# [Records provided]
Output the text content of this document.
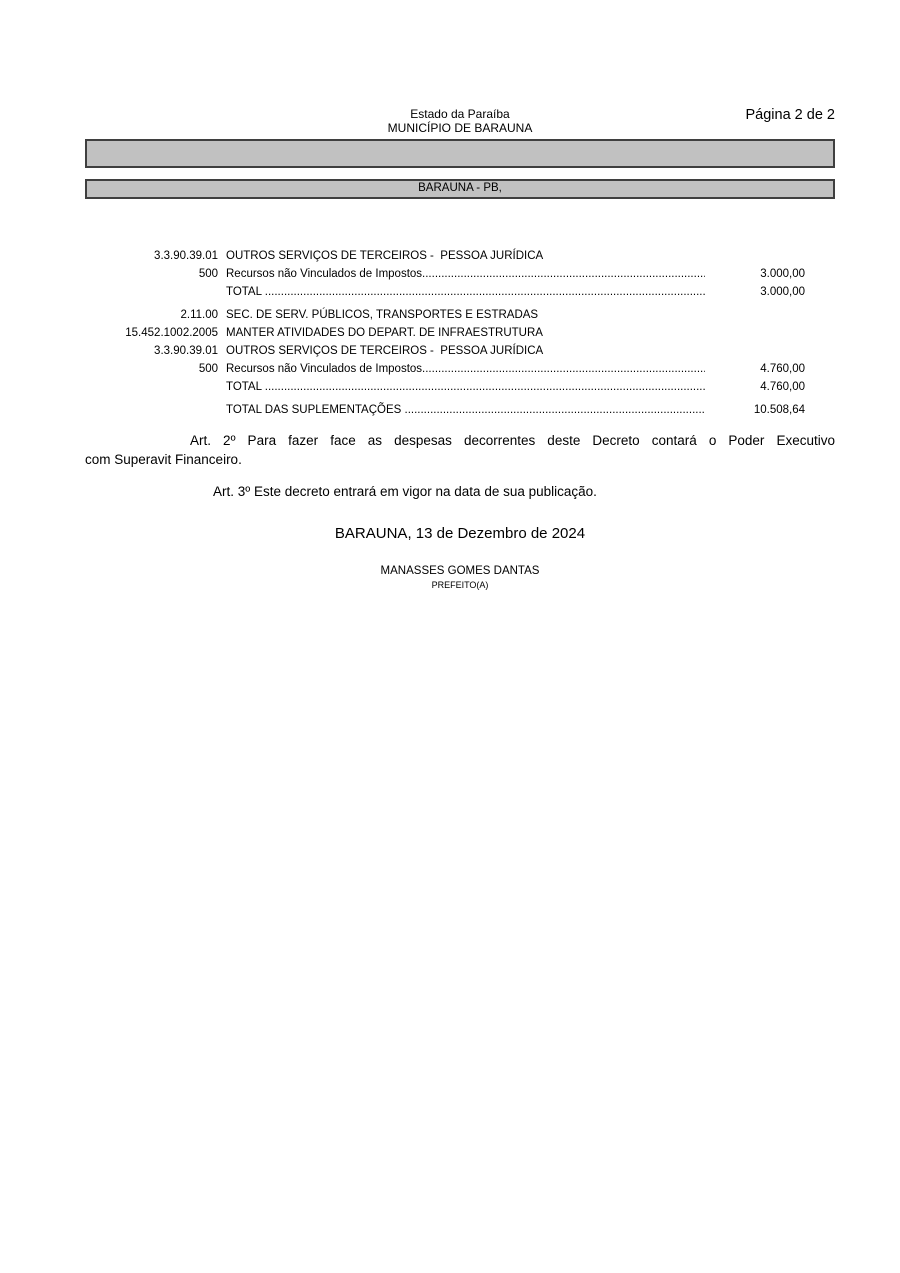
Estado da Paraíba
MUNICÍPIO DE BARAUNA
Página 2 de 2
BARAUNA - PB,
3.3.90.39.01 OUTROS SERVIÇOS DE TERCEIROS -  PESSOA JURÍDICA
500 Recursos não Vinculados de Impostos .....	3.000,00
TOTAL .....	3.000,00
2.11.00 SEC. DE SERV. PÚBLICOS, TRANSPORTES E ESTRADAS
15.452.1002.2005 MANTER ATIVIDADES DO DEPART. DE INFRAESTRUTURA
3.3.90.39.01 OUTROS SERVIÇOS DE TERCEIROS -  PESSOA JURÍDICA
500 Recursos não Vinculados de Impostos .....	4.760,00
TOTAL .....	4.760,00
TOTAL DAS SUPLEMENTAÇÕES .....	10.508,64
Art. 2º Para fazer face as despesas decorrentes deste Decreto contará o Poder Executivo
com Superavit Financeiro.
Art. 3º Este decreto entrará em vigor na data de sua publicação.
BARAUNA, 13 de Dezembro de 2024
MANASSES GOMES DANTAS
PREFEITO(A)
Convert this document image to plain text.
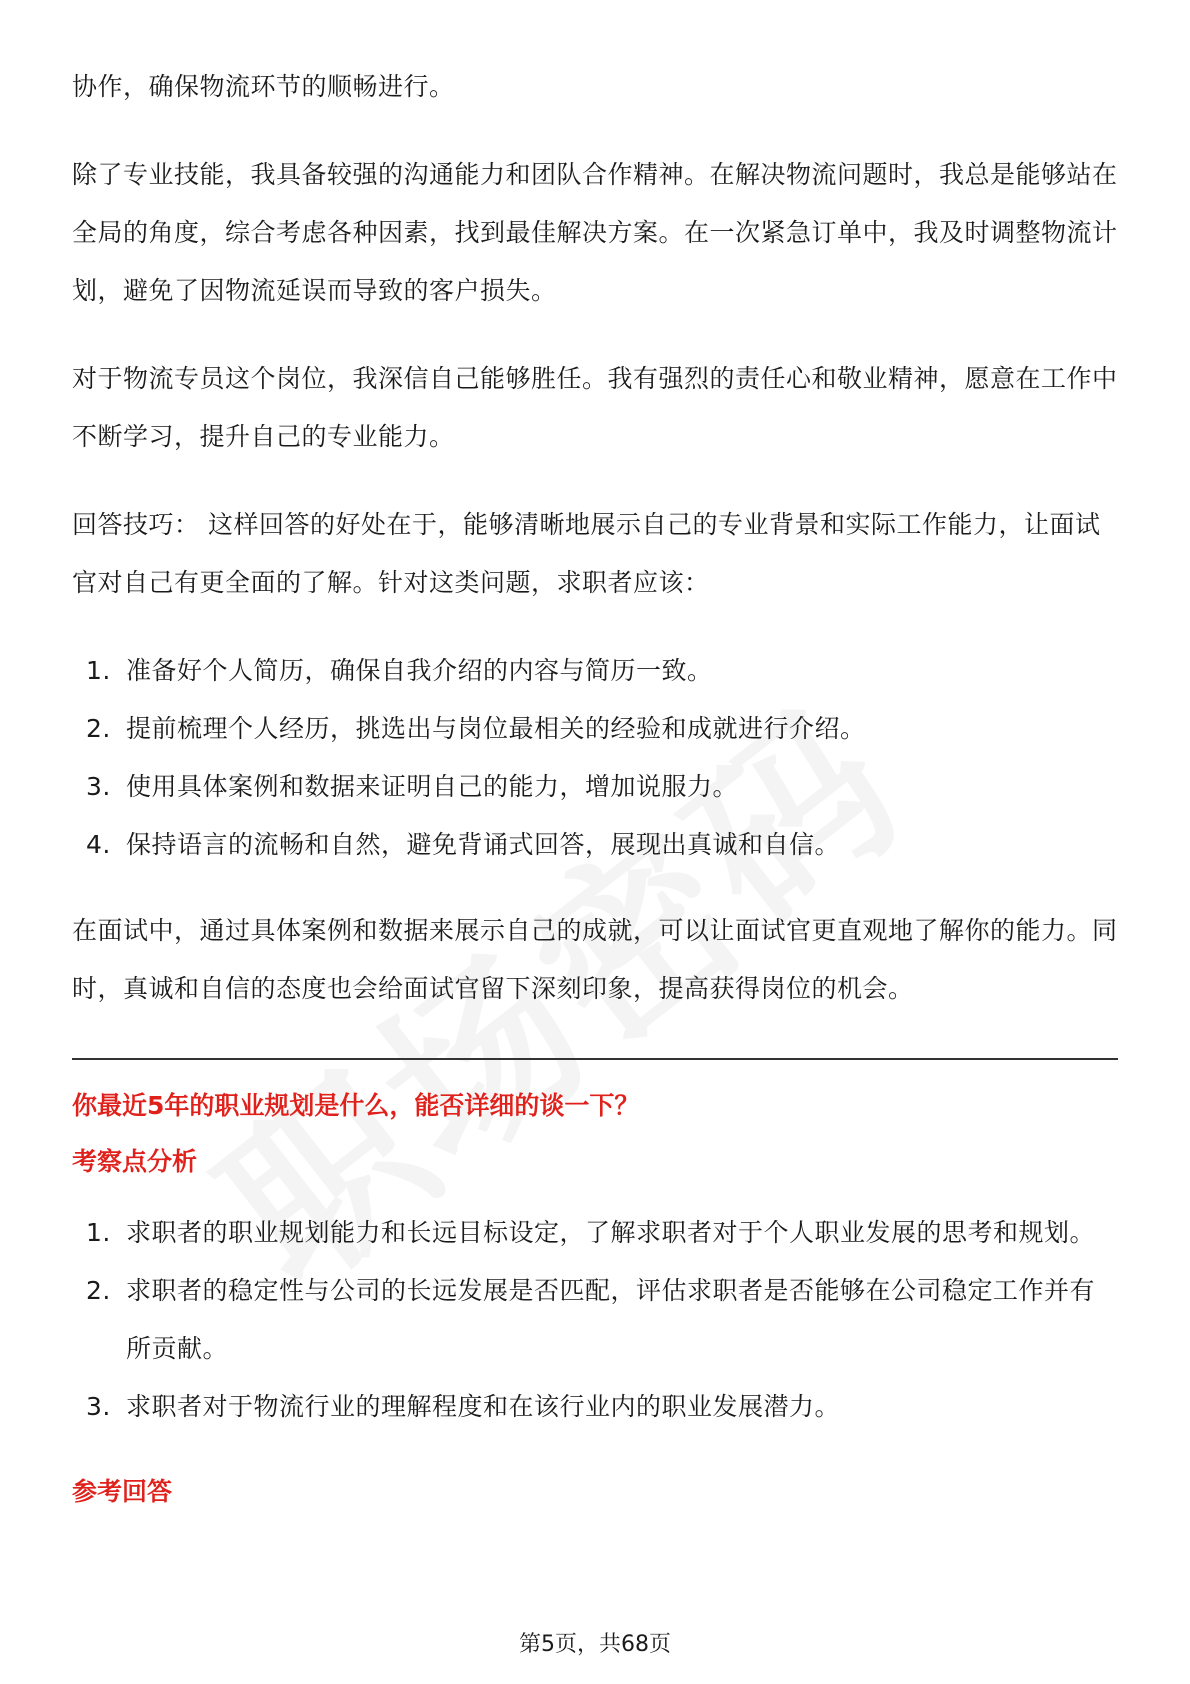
协作，确保物流环节的顺畅进行。

除了专业技能，我具备较强的沟通能力和团队合作精神。在解决物流问题时，我总是能够站在全局的角度，综合考虑各种因素，找到最佳解决方案。在一次紧急订单中，我及时调整物流计划，避免了因物流延误而导致的客户损失。

对于物流专员这个岗位，我深信自己能够胜任。我有强烈的责任心和敬业精神，愿意在工作中不断学习，提升自己的专业能力。

回答技巧： 这样回答的好处在于，能够清晰地展示自己的专业背景和实际工作能力，让面试官对自己有更全面的了解。针对这类问题，求职者应该：

1. 准备好个人简历，确保自我介绍的内容与简历一致。
2. 提前梳理个人经历，挑选出与岗位最相关的经验和成就进行介绍。
3. 使用具体案例和数据来证明自己的能力，增加说服力。
4. 保持语言的流畅和自然，避免背诵式回答，展现出真诚和自信。

在面试中，通过具体案例和数据来展示自己的成就，可以让面试官更直观地了解你的能力。同时，真诚和自信的态度也会给面试官留下深刻印象，提高获得岗位的机会。

你最近5年的职业规划是什么，能否详细的谈一下？
考察点分析
1. 求职者的职业规划能力和长远目标设定，了解求职者对于个人职业发展的思考和规划。
2. 求职者的稳定性与公司的长远发展是否匹配，评估求职者是否能够在公司稳定工作并有所贡献。
3. 求职者对于物流行业的理解程度和在该行业内的职业发展潜力。
参考回答
第5页，共68页
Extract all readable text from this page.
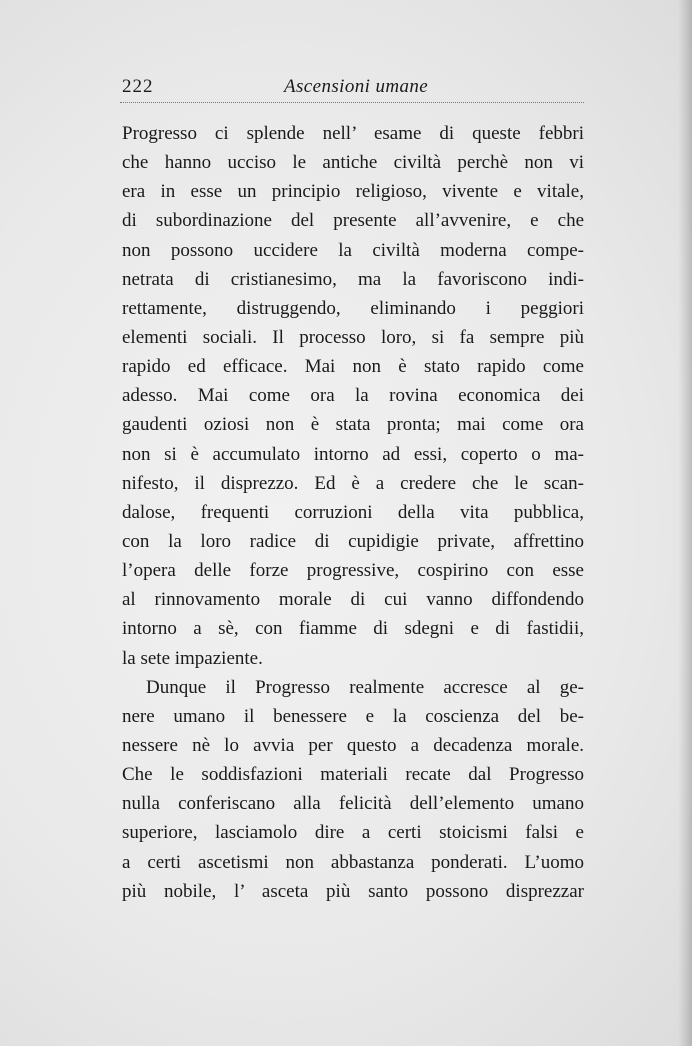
222	Ascensioni umane
Progresso ci splende nell’ esame di queste febbri
che hanno ucciso le antiche civiltà perchè non vi
era in esse un principio religioso, vivente e vitale,
di subordinazione del presente all’avvenire, e che
non possono uccidere la civiltà moderna compe-
netrata di cristianesimo, ma la favoriscono indi-
rettamente, distruggendo, eliminando i peggiori
elementi sociali. Il processo loro, si fa sempre più
rapido ed efficace. Mai non è stato rapido come
adesso. Mai come ora la rovina economica dei
gaudenti oziosi non è stata pronta; mai come ora
non si è accumulato intorno ad essi, coperto o ma-
nifesto, il disprezzo. Ed è a credere che le scan-
dalose, frequenti corruzioni della vita pubblica,
con la loro radice di cupidigie private, affrettino
l’opera delle forze progressive, cospirino con esse
al rinnovamento morale di cui vanno diffondendo
intorno a sè, con fiamme di sdegni e di fastidii,
la sete impaziente.
Dunque il Progresso realmente accresce al ge-
nere umano il benessere e la coscienza del be-
nessere nè lo avvia per questo a decadenza morale.
Che le soddisfazioni materiali recate dal Progresso
nulla conferiscano alla felicità dell’elemento umano
superiore, lasciamolo dire a certi stoicismi falsi e
a certi ascetismi non abbastanza ponderati. L’uomo
più nobile, l’ asceta più santo possono disprezzar
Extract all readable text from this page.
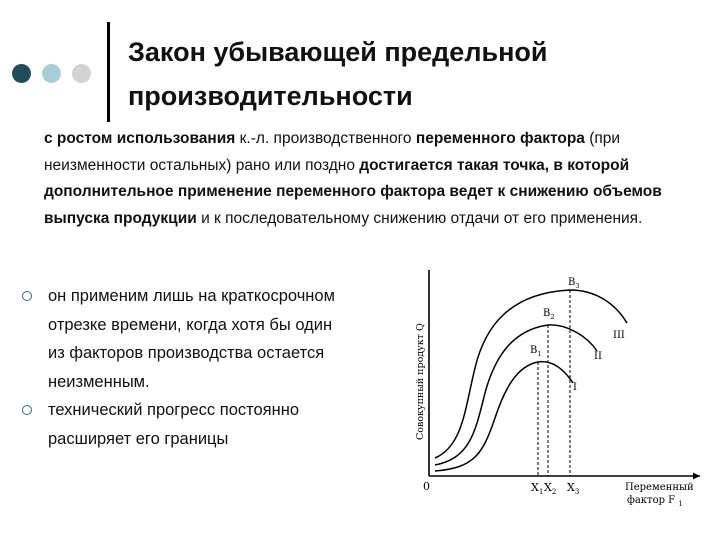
Закон убывающей предельной производительности
с ростом использования к.-л. производственного переменного фактора (при неизменности остальных) рано или поздно достигается такая точка, в которой дополнительное применение переменного фактора ведет к снижению объемов выпуска продукции и к последовательному снижению отдачи от его применения.
он применим лишь на краткосрочном
отрезке времени, когда хотя бы один
из факторов производства остается
неизменным.
технический прогресс постоянно
расширяет его границы	Совокупный продукт Q
0	$X_1$ $X_2$ $X_3$
$B_1$
$B_2$
$B_3$
I
II
III
Переменный
фактор F $_1$
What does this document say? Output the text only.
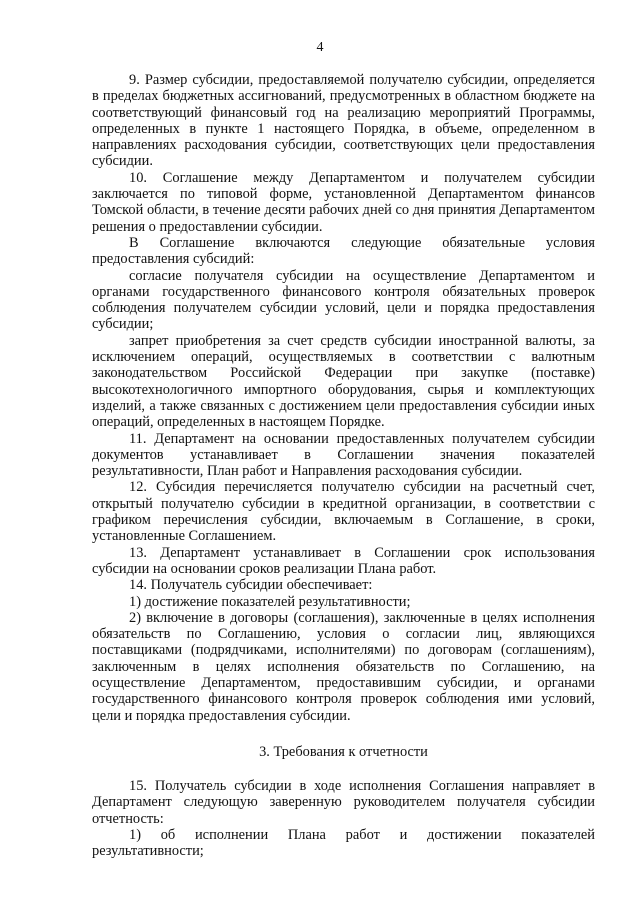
4

9. Размер субсидии, предоставляемой получателю субсидии, определяется в пределах бюджетных ассигнований, предусмотренных в областном бюджете на соответствующий финансовый год на реализацию мероприятий Программы, определенных в пункте 1 настоящего Порядка, в объеме, определенном в направлениях расходования субсидии, соответствующих цели предоставления субсидии.

10. Соглашение между Департаментом и получателем субсидии заключается по типовой форме, установленной Департаментом финансов Томской области, в течение десяти рабочих дней со дня принятия Департаментом решения о предоставлении субсидии.

В Соглашение включаются следующие обязательные условия предоставления субсидий:

согласие получателя субсидии на осуществление Департаментом и органами государственного финансового контроля обязательных проверок соблюдения получателем субсидии условий, цели и порядка предоставления субсидии;

запрет приобретения за счет средств субсидии иностранной валюты, за исключением операций, осуществляемых в соответствии с валютным законодательством Российской Федерации при закупке (поставке) высокотехнологичного импортного оборудования, сырья и комплектующих изделий, а также связанных с достижением цели предоставления субсидии иных операций, определенных в настоящем Порядке.

11. Департамент на основании предоставленных получателем субсидии документов устанавливает в Соглашении значения показателей результативности, План работ и Направления расходования субсидии.

12. Субсидия перечисляется получателю субсидии на расчетный счет, открытый получателю субсидии в кредитной организации, в соответствии с графиком перечисления субсидии, включаемым в Соглашение, в сроки, установленные Соглашением.

13. Департамент устанавливает в Соглашении срок использования субсидии на основании сроков реализации Плана работ.

14. Получатель субсидии обеспечивает:

1) достижение показателей результативности;

2) включение в договоры (соглашения), заключенные в целях исполнения обязательств по Соглашению, условия о согласии лиц, являющихся поставщиками (подрядчиками, исполнителями) по договорам (соглашениям), заключенным в целях исполнения обязательств по Соглашению, на осуществление Департаментом, предоставившим субсидии, и органами государственного финансового контроля проверок соблюдения ими условий, цели и порядка предоставления субсидии.

3. Требования к отчетности

15. Получатель субсидии в ходе исполнения Соглашения направляет в Департамент следующую заверенную руководителем получателя субсидии отчетность:

1) об исполнении Плана работ и достижении показателей результативности;
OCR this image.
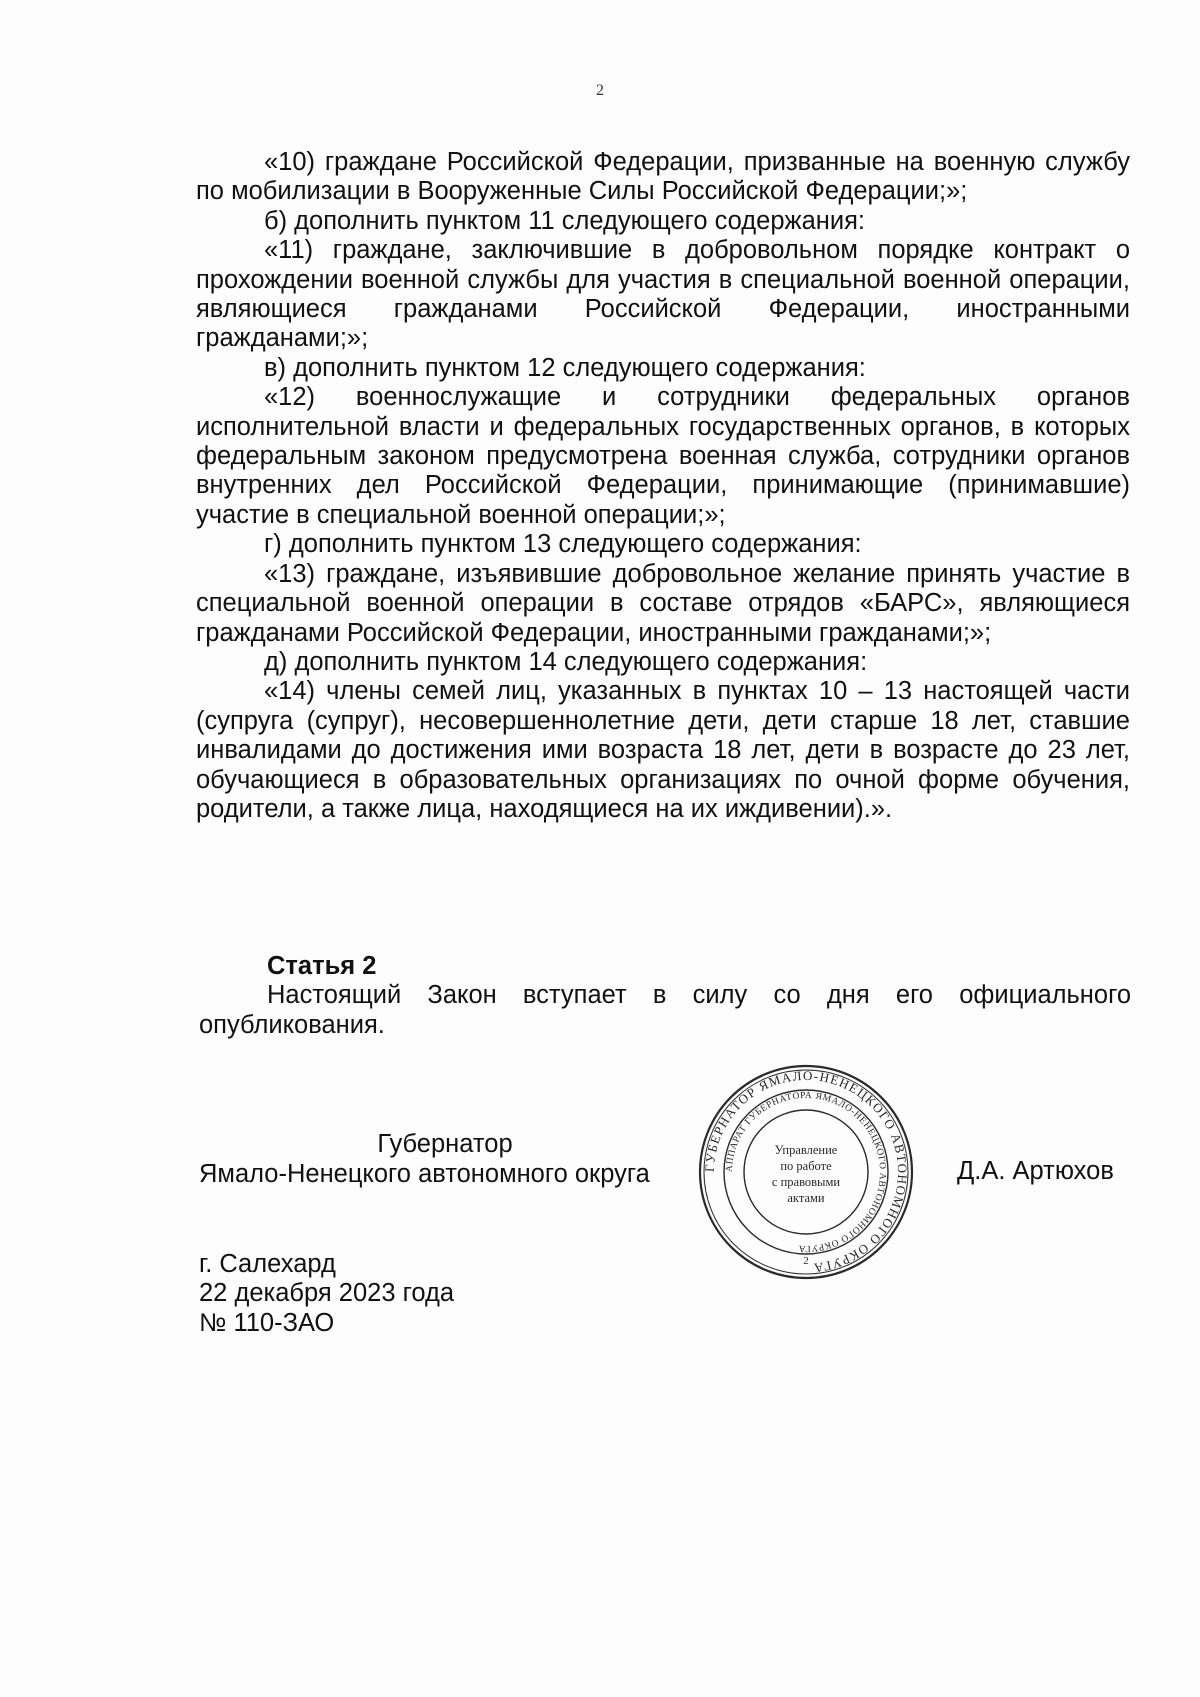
2

«10) граждане Российской Федерации, призванные на военную службу по мобилизации в Вооруженные Силы Российской Федерации;»;

б) дополнить пунктом 11 следующего содержания:

«11) граждане, заключившие в добровольном порядке контракт о прохождении военной службы для участия в специальной военной операции, являющиеся гражданами Российской Федерации, иностранными гражданами;»;

в) дополнить пунктом 12 следующего содержания:

«12) военнослужащие и сотрудники федеральных органов исполнительной власти и федеральных государственных органов, в которых федеральным законом предусмотрена военная служба, сотрудники органов внутренних дел Российской Федерации, принимающие (принимавшие) участие в специальной военной операции;»;

г) дополнить пунктом 13 следующего содержания:

«13) граждане, изъявившие добровольное желание принять участие в специальной военной операции в составе отрядов «БАРС», являющиеся гражданами Российской Федерации, иностранными гражданами;»;

д) дополнить пунктом 14 следующего содержания:

«14) члены семей лиц, указанных в пунктах 10 – 13 настоящей части (супруга (супруг), несовершеннолетние дети, дети старше 18 лет, ставшие инвалидами до достижения ими возраста 18 лет, дети в возрасте до 23 лет, обучающиеся в образовательных организациях по очной форме обучения, родители, а также лица, находящиеся на их иждивении).».

Статья 2

Настоящий Закон вступает в силу со дня его официального опубликования.

Губернатор
Ямало-Ненецкого автономного округа	Д.А. Артюхов
ГУБЕРНАТОР ЯМАЛО-НЕНЕЦКОГО АВТОНОМНОГО ОКРУГА
АППАРАТ ГУБЕРНАТОРА ЯМАЛО-НЕНЕЦКОГО АВТОНОМНОГО ОКРУГА
Управление
по работе
с правовыми
актами
2
г. Салехард
22 декабря 2023 года
№ 110-ЗАО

# [Problem statement]
In the entries above, find each line with the string "следующего" and copy it.

# [Answer to the task]
б) дополнить пунктом 11 следующего содержания:
в) дополнить пунктом 12 следующего содержания:
г) дополнить пунктом 13 следующего содержания:
д) дополнить пунктом 14 следующего содержания:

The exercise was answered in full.